**Your objective**.
Go through the entries below and retype them exactly, omitting each picture.

──────── Supplied material

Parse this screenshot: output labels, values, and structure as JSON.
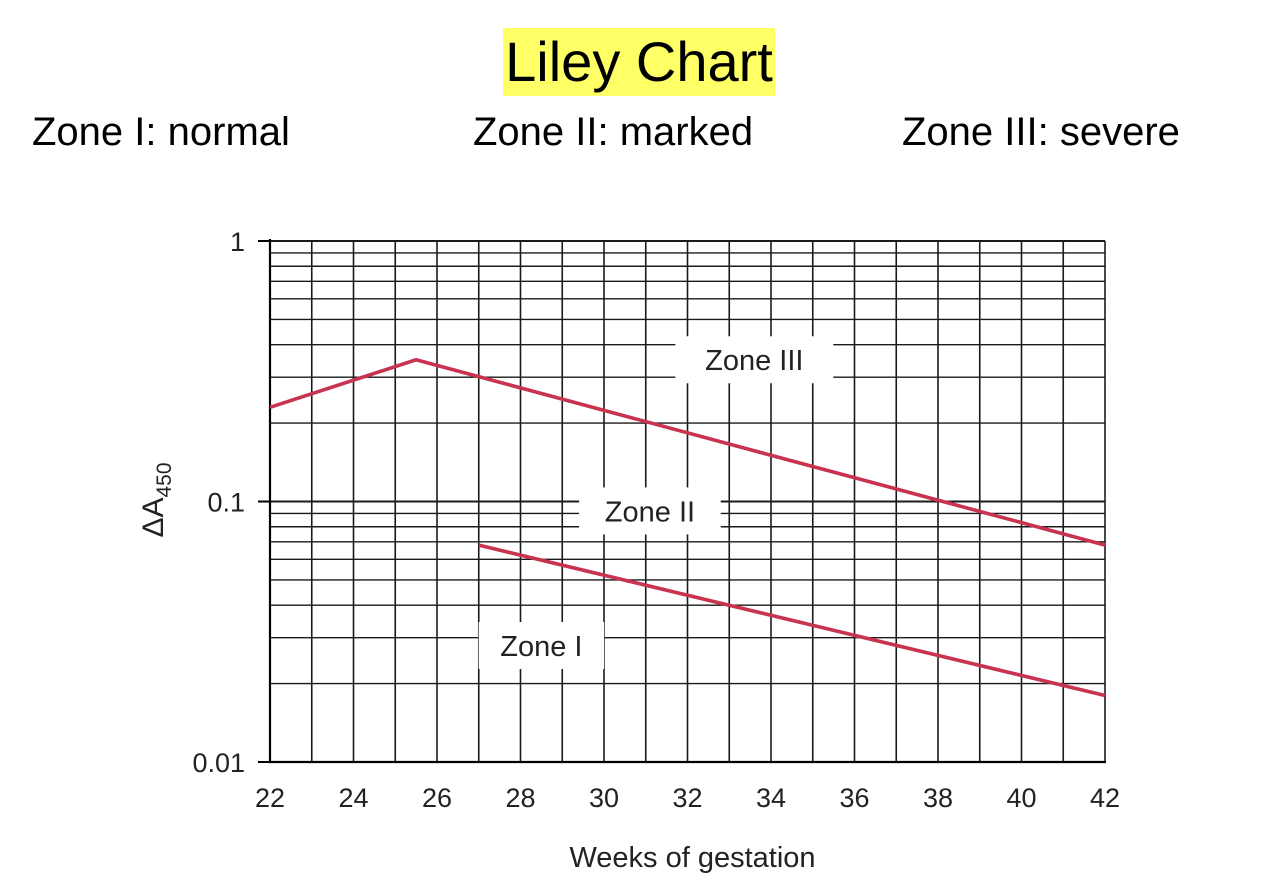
{
  "header": {
    "title": "Liley Chart",
    "title_highlight_color": "#ffff66",
    "zones": [
      "Zone I: normal",
      "Zone II: marked",
      "Zone III: severe"
    ]
  },
  "chart_data": {
    "type": "line",
    "xlabel": "Weeks of gestation",
    "ylabel_main": "ΔA",
    "ylabel_sub": "450",
    "x_scale": "linear",
    "y_scale": "log",
    "xlim": [
      22,
      42
    ],
    "ylim": [
      0.01,
      1
    ],
    "x_ticks": [
      22,
      24,
      26,
      28,
      30,
      32,
      34,
      36,
      38,
      40,
      42
    ],
    "y_ticks": [
      0.01,
      0.1,
      1
    ],
    "y_tick_labels": [
      "0.01",
      "0.1",
      "1"
    ],
    "grid": true,
    "line_color": "#c8334f",
    "series": [
      {
        "x": [
          22,
          25.5,
          42
        ],
        "y": [
          0.23,
          0.35,
          0.068
        ]
      },
      {
        "x": [
          27,
          42
        ],
        "y": [
          0.068,
          0.018
        ]
      }
    ],
    "annotations": [
      {
        "text": "Zone III",
        "x": 33.6,
        "y": 0.35
      },
      {
        "text": "Zone II",
        "x": 31.1,
        "y": 0.092
      },
      {
        "text": "Zone I",
        "x": 28.5,
        "y": 0.028
      }
    ]
  }
}
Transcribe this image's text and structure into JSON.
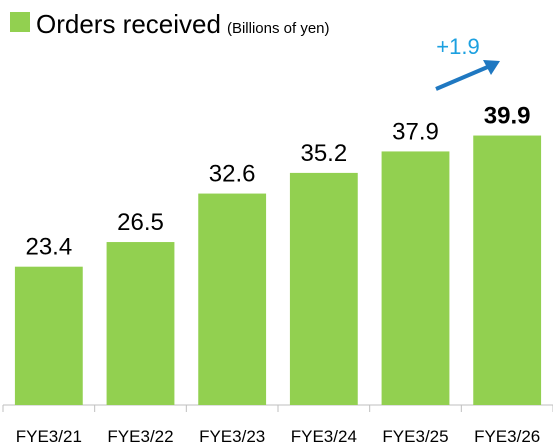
{
  "chart_data": {
    "type": "bar",
    "title": "Orders received",
    "subtitle": "(Billions of yen)",
    "categories": [
      "FYE3/21",
      "FYE3/22",
      "FYE3/23",
      "FYE3/24",
      "FYE3/25",
      "FYE3/26"
    ],
    "values": [
      23.4,
      26.5,
      32.6,
      35.2,
      37.9,
      39.9
    ],
    "color": "#92d050",
    "ylim": [
      6,
      45
    ],
    "bold_value_index": 5,
    "annotation": "+1.9",
    "annotation_color": "#1ca0e0",
    "arrow_color": "#1f78c1"
  }
}
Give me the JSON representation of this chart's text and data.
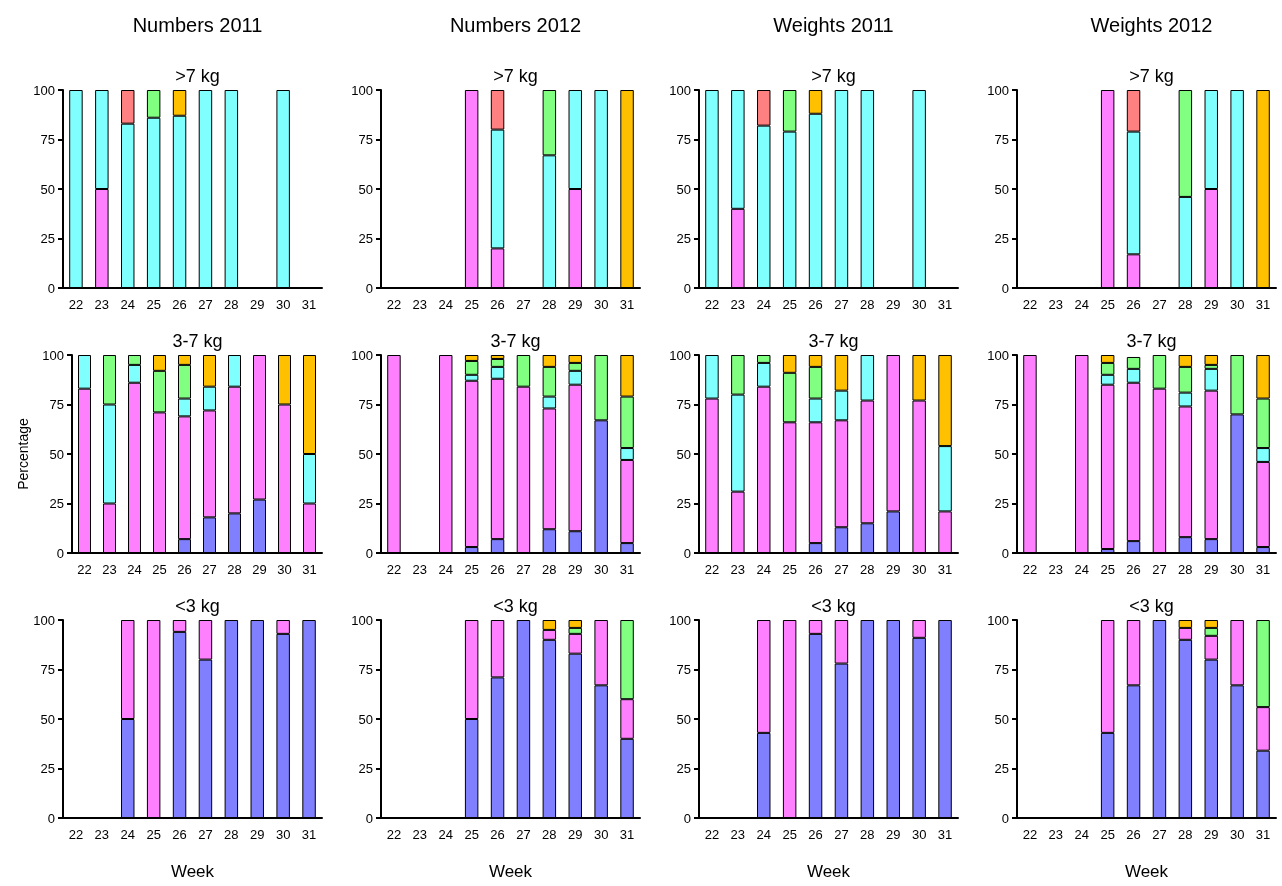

────────────────

**Task answer**.
Parse this screenshot: output labels, values, and structure as JSON.
{
  "header": {
    "title": "Liley Chart",
    "title_highlight_color": "#ffff66",
    "zones": [
      "Zone I: normal",
      "Zone II: marked",
      "Zone III: severe"
    ]
  },
  "chart_data": {
    "type": "line",
    "xlabel": "Weeks of gestation",
    "ylabel_main": "ΔA",
    "ylabel_sub": "450",
    "x_scale": "linear",
    "y_scale": "log",
    "xlim": [
      22,
      42
    ],
    "ylim": [
      0.01,
      1
    ],
    "x_ticks": [
      22,
      24,
      26,
      28,
      30,
      32,
      34,
      36,
      38,
      40,
      42
    ],
    "y_ticks": [
      0.01,
      0.1,
      1
    ],
    "y_tick_labels": [
      "0.01",
      "0.1",
      "1"
    ],
    "grid": true,
    "line_color": "#c8334f",
    "series": [
      {
        "x": [
          22,
          25.5,
          42
        ],
        "y": [
          0.23,
          0.35,
          0.068
        ]
      },
      {
        "x": [
          27,
          42
        ],
        "y": [
          0.068,
          0.018
        ]
      }
    ],
    "annotations": [
      {
        "text": "Zone III",
        "x": 33.6,
        "y": 0.35
      },
      {
        "text": "Zone II",
        "x": 31.1,
        "y": 0.092
      },
      {
        "text": "Zone I",
        "x": 28.5,
        "y": 0.028
      }
    ]
  }
}
Transcribe this image's text and structure into JSON.
{
  "chart_data": {
    "type": "bar",
    "title": "Orders received",
    "subtitle": "(Billions of yen)",
    "categories": [
      "FYE3/21",
      "FYE3/22",
      "FYE3/23",
      "FYE3/24",
      "FYE3/25",
      "FYE3/26"
    ],
    "values": [
      23.4,
      26.5,
      32.6,
      35.2,
      37.9,
      39.9
    ],
    "color": "#92d050",
    "ylim": [
      6,
      45
    ],
    "bold_value_index": 5,
    "annotation": "+1.9",
    "annotation_color": "#1ca0e0",
    "arrow_color": "#1f78c1"
  }
}
Give me the JSON representation of this chart's text and data.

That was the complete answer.